### YOUR INSTRUCTIONS
Look through the data below. Show each line where the string "Brak" occurs.

### WORKING DATA
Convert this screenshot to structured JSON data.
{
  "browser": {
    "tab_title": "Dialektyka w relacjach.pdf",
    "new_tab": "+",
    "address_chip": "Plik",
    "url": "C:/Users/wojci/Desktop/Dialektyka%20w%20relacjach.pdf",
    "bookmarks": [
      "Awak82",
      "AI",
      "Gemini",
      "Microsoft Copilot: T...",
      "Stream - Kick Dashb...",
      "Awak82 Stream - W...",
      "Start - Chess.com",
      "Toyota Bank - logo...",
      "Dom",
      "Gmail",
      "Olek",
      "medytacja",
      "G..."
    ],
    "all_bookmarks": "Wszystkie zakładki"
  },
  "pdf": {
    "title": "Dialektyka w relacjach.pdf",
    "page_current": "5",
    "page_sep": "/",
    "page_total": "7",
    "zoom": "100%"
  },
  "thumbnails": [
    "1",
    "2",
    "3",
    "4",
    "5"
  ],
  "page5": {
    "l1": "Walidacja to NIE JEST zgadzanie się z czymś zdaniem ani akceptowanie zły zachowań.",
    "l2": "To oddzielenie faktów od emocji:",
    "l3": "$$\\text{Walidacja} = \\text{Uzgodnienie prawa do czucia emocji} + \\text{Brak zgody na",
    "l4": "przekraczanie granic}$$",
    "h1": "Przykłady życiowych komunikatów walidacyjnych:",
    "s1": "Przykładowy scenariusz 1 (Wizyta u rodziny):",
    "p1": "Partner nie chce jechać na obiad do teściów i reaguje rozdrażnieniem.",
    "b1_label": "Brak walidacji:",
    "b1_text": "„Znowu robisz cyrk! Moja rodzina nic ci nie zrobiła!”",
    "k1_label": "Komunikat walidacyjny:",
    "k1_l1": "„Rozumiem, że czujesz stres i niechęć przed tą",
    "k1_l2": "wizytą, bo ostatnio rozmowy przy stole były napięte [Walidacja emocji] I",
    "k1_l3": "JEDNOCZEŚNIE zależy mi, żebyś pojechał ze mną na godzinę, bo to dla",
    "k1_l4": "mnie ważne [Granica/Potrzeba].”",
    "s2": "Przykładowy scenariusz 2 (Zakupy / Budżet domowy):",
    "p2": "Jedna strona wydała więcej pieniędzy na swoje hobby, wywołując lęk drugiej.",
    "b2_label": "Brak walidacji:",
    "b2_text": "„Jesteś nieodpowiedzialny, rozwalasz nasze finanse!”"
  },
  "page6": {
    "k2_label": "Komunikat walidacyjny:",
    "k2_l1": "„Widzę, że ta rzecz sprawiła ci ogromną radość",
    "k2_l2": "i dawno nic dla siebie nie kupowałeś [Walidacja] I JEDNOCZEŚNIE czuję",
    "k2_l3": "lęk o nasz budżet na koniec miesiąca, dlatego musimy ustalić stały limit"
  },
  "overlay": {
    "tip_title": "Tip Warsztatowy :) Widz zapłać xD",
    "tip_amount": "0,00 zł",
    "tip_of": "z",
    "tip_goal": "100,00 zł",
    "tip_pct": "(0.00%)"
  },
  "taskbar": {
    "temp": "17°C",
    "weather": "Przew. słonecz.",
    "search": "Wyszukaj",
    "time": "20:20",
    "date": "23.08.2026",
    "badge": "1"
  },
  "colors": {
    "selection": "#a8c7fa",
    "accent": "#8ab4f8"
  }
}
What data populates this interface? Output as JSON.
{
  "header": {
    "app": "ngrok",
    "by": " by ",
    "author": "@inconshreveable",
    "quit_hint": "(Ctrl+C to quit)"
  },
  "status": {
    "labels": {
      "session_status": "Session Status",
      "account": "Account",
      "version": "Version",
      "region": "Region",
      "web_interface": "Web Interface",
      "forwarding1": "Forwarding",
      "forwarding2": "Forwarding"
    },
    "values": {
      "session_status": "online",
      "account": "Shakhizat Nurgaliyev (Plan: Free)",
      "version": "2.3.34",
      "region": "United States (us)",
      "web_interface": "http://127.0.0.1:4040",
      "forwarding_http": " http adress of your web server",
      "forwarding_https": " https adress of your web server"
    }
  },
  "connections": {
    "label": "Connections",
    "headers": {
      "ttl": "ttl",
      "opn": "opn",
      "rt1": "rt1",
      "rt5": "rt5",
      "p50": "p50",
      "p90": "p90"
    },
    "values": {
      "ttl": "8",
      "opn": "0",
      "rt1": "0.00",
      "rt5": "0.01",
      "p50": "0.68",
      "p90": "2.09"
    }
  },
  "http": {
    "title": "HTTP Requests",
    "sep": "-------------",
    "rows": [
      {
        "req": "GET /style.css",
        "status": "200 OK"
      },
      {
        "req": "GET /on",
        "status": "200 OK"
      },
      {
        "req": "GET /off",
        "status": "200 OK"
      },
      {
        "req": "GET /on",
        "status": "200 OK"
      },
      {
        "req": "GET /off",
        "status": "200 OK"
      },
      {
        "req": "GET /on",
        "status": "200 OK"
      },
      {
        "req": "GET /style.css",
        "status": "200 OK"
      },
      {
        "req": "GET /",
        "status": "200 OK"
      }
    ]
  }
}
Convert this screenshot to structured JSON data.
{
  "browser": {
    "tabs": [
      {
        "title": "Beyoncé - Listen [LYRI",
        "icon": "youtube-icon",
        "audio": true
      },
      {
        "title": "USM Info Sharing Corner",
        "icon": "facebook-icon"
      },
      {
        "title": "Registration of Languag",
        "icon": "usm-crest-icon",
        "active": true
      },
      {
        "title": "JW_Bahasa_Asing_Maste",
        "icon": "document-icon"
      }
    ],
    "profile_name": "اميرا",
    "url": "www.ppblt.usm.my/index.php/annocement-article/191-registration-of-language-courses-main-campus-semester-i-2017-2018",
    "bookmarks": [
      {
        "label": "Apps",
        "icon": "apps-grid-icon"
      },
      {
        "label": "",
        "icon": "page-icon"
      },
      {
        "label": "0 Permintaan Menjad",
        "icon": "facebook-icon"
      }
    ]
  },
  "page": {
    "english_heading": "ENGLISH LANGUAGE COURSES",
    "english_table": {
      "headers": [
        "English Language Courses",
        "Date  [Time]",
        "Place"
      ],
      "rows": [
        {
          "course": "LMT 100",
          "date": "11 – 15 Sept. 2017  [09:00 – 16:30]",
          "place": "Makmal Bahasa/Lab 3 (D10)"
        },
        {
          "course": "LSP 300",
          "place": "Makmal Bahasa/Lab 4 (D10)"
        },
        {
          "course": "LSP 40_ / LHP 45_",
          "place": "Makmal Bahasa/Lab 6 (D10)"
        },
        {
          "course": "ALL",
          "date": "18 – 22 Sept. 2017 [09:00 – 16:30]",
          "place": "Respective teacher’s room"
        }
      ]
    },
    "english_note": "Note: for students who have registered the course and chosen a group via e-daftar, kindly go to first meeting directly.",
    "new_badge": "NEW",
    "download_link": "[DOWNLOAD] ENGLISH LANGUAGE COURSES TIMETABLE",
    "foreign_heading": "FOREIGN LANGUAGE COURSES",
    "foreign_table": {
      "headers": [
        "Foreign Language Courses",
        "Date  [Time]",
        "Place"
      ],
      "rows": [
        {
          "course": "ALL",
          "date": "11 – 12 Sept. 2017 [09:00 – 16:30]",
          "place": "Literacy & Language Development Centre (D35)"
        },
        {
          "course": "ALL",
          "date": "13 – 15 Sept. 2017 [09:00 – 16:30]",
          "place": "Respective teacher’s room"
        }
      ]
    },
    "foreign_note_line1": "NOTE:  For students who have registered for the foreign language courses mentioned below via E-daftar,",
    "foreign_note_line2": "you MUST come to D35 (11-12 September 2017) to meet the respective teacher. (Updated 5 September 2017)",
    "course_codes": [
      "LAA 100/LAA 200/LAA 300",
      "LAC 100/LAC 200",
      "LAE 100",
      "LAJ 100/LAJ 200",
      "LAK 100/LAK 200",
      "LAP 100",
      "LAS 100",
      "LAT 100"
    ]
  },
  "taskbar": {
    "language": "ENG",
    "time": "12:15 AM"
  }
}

### SOLUTION TO THIS PROBLEM
    "l3": "$$\\text{Walidacja} = \\text{Uzgodnienie prawa do czucia emocji} + \\text{Brak zgody na",
    "b1_label": "Brak walidacji:",
    "b2_label": "Brak walidacji:",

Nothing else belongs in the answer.